-- begin DATA EXTRACT --

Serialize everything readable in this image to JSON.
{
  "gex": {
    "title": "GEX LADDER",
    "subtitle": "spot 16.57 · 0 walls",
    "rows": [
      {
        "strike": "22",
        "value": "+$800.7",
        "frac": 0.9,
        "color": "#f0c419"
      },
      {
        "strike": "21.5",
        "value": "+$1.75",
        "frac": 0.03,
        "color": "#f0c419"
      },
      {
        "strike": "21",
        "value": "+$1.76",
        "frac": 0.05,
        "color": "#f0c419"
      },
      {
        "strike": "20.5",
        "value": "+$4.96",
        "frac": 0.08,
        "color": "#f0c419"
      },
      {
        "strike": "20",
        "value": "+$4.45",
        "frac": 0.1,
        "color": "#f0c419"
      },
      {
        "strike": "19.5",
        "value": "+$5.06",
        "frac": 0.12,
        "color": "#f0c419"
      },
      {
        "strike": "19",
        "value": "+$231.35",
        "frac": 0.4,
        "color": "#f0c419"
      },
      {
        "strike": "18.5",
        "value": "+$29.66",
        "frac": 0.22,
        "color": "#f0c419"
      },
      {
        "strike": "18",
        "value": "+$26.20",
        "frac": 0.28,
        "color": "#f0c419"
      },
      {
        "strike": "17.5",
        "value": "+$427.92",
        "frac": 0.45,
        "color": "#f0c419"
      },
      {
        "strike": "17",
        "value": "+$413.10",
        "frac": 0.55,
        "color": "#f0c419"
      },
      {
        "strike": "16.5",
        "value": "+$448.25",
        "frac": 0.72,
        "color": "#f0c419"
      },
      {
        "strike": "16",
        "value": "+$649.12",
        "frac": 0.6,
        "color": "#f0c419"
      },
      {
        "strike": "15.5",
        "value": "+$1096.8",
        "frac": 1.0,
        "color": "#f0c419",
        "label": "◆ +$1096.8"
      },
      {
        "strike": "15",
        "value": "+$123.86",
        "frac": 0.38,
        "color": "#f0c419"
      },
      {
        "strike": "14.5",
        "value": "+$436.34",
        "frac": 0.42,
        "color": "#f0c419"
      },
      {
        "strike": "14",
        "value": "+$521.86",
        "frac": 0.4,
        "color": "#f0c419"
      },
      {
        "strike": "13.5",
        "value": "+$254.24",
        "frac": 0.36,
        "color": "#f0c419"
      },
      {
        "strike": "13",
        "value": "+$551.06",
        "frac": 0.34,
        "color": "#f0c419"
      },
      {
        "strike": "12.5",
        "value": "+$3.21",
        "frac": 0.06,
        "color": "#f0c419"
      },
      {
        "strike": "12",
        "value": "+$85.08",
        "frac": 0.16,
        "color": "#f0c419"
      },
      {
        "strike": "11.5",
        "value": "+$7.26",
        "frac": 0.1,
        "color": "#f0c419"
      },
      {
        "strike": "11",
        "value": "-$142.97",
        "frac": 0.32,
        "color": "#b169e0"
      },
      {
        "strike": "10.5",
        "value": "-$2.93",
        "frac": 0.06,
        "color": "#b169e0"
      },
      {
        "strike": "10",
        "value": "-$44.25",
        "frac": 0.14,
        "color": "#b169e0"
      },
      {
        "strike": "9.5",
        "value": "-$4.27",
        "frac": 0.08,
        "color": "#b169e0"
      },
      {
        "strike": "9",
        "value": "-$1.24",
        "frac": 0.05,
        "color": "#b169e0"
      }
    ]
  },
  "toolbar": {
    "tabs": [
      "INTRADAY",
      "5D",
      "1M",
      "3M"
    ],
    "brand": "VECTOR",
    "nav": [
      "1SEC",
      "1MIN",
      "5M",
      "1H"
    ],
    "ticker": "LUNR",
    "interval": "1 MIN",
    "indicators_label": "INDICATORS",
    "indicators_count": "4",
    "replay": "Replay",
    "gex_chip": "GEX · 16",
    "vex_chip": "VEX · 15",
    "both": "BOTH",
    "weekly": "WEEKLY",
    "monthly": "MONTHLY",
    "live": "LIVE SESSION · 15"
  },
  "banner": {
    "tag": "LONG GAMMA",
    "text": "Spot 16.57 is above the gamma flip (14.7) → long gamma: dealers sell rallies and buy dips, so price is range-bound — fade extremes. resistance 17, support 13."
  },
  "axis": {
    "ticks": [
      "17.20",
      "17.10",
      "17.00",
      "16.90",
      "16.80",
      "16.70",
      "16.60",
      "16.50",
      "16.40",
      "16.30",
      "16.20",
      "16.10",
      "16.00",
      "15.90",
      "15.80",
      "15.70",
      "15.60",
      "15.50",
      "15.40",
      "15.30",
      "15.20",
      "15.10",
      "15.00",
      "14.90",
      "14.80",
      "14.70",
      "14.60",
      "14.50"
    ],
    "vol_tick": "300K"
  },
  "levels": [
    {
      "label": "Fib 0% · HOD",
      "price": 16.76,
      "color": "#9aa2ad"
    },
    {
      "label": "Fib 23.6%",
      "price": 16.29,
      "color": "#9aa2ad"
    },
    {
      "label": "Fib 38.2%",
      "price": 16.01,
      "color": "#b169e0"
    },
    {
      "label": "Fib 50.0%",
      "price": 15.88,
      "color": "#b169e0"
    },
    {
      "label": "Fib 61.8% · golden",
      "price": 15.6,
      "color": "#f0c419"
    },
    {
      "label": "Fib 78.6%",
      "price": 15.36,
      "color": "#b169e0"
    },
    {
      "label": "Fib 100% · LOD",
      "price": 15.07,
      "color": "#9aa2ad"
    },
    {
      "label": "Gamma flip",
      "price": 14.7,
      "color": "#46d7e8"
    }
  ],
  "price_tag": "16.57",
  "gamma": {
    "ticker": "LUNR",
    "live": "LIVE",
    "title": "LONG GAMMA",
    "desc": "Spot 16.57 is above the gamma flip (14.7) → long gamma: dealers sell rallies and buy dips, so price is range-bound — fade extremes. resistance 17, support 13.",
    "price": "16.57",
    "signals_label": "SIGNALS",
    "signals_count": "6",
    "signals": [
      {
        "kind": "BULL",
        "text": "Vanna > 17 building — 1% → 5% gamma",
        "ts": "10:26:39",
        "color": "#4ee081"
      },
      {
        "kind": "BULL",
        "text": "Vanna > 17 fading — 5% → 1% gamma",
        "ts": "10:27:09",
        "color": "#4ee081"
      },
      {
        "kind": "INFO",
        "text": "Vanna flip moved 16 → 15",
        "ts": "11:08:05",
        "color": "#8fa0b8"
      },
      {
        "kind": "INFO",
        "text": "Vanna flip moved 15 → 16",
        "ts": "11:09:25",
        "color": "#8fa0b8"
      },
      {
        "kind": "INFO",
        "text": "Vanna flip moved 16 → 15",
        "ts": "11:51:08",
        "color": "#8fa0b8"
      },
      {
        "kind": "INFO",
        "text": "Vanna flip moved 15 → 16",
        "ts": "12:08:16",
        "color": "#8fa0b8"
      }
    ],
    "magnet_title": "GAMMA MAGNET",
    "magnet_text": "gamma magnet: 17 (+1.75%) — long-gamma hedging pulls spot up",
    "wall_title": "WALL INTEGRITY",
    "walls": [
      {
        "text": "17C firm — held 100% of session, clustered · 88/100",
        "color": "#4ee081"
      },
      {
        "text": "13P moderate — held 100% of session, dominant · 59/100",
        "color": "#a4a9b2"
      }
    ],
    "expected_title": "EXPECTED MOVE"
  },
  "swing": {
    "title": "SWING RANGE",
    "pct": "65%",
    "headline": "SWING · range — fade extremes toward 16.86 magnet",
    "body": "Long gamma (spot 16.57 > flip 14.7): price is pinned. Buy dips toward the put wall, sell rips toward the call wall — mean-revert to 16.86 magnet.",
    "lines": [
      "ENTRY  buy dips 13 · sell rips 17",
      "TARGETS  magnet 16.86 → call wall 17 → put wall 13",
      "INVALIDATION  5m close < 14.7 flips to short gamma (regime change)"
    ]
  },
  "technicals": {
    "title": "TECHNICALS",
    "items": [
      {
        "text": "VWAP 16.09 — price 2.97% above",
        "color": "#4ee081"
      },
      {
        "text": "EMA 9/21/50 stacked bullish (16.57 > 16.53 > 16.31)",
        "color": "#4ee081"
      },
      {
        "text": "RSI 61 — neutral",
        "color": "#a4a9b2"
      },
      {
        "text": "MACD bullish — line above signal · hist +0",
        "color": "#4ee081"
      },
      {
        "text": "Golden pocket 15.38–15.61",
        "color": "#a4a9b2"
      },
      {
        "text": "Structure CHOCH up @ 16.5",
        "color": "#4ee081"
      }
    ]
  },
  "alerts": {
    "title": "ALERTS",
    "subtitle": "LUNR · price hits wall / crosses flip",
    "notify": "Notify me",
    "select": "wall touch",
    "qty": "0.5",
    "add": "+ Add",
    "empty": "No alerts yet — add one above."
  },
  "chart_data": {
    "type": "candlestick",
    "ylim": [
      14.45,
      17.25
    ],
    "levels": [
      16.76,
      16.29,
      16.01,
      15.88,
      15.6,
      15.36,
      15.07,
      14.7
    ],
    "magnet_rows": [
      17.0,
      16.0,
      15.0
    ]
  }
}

-- end DATA EXTRACT --
-- begin DATA EXTRACT --

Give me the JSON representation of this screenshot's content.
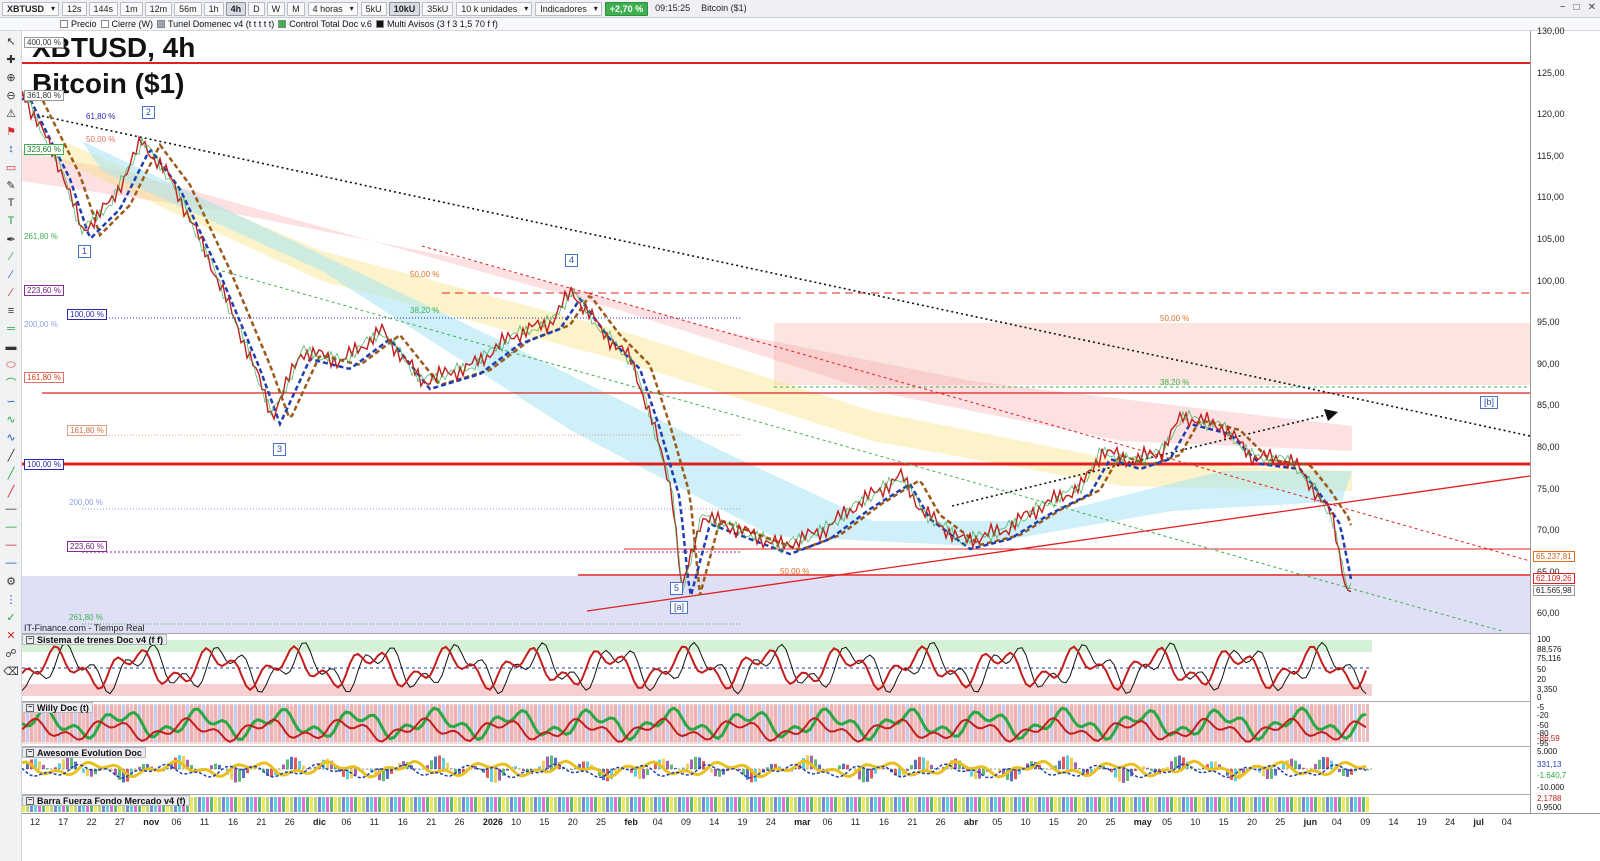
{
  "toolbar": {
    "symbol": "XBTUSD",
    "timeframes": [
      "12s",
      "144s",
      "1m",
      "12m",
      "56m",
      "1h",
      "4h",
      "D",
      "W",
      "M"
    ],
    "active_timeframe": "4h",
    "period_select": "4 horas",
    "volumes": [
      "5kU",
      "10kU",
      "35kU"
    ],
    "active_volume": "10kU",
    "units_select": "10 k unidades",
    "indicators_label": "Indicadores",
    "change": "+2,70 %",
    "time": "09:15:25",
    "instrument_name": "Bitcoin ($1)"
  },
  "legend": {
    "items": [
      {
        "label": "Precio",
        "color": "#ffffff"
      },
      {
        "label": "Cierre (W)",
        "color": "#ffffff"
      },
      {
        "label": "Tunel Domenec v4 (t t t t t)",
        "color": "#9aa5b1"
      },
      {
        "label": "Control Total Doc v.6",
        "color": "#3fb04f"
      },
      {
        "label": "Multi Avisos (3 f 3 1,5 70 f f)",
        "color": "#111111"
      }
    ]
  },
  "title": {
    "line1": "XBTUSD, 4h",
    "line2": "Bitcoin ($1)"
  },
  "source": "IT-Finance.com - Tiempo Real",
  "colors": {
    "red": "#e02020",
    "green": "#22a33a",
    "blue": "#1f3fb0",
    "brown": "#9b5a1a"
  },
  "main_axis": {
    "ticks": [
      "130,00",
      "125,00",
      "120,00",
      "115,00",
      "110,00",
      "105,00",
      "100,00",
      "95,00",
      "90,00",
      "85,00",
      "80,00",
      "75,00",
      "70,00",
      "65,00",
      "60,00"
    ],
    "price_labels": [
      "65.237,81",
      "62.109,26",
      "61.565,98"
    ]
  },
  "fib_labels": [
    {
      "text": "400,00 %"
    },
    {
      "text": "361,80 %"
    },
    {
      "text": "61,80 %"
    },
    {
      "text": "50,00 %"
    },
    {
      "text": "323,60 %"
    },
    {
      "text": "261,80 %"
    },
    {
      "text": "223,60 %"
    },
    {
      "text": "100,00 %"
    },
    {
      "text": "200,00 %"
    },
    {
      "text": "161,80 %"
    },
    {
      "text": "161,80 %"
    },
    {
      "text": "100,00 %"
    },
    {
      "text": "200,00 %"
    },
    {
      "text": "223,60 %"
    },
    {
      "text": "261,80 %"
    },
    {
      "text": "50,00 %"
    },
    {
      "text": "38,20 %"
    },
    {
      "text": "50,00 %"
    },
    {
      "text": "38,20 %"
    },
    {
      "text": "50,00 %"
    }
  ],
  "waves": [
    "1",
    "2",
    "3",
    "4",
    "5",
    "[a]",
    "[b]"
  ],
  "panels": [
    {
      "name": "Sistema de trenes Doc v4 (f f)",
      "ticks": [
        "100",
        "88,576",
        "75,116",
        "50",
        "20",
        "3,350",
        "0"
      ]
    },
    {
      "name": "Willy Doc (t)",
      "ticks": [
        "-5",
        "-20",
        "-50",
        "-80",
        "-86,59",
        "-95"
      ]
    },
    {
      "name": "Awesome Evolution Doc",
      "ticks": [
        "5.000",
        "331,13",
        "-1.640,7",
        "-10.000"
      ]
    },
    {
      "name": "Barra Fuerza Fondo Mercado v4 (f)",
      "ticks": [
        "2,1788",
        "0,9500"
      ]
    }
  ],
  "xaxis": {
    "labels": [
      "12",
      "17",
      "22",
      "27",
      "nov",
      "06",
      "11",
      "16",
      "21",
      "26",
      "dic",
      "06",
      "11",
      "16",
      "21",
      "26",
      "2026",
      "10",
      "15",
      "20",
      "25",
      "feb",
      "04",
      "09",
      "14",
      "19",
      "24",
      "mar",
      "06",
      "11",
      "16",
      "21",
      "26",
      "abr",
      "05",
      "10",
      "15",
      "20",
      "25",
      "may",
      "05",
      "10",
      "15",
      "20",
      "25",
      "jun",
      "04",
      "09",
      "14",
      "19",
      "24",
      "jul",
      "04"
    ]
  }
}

-- end DATA EXTRACT --

From the material above, count the lines that include "bullish" and give only the total.

→ **ANSWER TO THIS EXERCISE**
2